Exercise details >> Determine how many lines of the records include "servicios", and answer with the number alone.

☆ ☆ ☆ ☆ ☆

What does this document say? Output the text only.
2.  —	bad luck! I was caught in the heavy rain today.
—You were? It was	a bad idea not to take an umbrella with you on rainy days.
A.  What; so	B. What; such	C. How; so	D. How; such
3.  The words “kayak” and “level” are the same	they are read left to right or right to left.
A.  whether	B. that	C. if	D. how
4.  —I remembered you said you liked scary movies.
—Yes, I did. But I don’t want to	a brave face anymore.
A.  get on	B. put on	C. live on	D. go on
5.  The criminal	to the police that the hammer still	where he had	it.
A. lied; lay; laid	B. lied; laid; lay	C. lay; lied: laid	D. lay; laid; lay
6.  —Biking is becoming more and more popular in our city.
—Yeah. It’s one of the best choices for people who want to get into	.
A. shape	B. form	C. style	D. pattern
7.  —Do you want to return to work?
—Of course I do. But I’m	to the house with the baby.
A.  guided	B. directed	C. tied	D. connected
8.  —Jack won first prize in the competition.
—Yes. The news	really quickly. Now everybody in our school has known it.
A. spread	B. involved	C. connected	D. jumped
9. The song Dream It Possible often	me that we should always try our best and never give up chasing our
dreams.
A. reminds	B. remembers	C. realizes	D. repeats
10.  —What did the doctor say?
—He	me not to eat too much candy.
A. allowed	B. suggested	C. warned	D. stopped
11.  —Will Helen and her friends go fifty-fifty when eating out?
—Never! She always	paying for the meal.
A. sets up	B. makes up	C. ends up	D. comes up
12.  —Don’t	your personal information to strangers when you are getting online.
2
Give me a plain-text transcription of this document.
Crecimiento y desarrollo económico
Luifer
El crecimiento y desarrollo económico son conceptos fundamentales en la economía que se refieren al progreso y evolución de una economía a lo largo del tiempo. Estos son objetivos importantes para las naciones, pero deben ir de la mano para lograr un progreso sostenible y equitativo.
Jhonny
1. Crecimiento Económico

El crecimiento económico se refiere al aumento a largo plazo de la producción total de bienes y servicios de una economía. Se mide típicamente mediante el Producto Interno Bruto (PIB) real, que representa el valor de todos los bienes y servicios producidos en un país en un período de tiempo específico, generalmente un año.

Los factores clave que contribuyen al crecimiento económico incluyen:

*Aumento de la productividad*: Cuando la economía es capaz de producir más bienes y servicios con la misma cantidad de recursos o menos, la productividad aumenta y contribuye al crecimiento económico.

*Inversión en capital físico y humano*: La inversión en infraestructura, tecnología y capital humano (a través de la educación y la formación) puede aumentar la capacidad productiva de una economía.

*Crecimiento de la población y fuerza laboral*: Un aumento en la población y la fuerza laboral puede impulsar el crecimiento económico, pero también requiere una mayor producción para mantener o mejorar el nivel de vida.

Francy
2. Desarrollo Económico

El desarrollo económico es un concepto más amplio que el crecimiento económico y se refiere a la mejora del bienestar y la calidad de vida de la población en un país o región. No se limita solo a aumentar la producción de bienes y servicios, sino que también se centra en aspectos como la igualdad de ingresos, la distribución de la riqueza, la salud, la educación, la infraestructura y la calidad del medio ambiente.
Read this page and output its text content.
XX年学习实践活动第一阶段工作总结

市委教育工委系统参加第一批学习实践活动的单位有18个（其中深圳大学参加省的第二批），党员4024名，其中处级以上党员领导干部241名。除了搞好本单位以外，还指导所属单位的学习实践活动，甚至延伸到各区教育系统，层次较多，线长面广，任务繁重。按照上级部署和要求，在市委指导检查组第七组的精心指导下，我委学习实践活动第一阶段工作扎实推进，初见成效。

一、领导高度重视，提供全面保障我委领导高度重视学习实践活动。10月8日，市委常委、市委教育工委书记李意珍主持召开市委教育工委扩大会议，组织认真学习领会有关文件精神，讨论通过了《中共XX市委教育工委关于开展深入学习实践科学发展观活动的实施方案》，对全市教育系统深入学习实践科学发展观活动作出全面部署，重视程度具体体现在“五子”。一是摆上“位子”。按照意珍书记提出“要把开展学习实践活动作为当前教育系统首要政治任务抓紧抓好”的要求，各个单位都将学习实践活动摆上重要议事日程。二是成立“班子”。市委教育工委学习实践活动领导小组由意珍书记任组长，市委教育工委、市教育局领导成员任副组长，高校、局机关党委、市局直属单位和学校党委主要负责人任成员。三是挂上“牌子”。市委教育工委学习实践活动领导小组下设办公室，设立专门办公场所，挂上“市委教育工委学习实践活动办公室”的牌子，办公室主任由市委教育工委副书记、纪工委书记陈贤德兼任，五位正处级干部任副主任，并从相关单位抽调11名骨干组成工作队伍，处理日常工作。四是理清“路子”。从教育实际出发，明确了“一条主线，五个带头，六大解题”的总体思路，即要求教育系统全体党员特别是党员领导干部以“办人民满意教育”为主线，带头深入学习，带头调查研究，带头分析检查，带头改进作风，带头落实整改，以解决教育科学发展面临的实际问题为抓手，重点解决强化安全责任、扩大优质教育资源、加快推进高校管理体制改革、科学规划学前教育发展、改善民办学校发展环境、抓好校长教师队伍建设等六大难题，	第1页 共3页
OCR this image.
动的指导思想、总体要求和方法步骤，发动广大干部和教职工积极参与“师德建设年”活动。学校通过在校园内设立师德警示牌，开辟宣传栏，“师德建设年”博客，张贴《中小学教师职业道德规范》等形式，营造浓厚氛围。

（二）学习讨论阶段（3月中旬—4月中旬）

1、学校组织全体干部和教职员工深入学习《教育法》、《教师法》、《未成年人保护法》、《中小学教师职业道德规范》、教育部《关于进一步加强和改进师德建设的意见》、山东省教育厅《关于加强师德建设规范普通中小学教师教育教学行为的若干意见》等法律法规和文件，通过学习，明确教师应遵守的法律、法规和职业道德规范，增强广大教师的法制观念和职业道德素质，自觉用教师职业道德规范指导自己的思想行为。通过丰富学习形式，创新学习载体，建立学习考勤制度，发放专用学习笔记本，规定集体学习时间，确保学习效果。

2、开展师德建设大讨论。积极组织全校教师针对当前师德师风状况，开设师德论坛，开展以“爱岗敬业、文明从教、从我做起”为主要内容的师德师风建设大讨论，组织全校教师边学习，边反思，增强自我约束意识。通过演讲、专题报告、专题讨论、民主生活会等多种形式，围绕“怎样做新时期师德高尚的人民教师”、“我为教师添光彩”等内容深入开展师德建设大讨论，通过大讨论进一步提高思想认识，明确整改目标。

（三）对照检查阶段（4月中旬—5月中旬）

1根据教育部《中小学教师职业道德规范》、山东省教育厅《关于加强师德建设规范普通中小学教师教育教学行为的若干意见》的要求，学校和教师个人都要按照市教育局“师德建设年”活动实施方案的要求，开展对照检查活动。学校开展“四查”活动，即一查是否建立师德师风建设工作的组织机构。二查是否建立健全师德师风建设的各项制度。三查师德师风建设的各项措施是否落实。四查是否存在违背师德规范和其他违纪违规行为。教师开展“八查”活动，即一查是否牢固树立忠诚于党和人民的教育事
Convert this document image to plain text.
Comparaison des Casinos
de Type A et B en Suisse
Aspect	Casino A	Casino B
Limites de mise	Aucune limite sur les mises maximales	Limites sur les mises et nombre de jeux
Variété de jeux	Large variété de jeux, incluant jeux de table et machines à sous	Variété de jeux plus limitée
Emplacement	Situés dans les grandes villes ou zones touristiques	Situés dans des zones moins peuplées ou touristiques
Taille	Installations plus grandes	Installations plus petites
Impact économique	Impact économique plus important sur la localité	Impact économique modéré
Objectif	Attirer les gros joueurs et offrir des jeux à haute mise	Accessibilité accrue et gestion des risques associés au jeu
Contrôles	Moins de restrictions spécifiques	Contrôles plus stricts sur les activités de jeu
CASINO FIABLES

☆ ☆ ☆ ☆ ☆

In response >> 3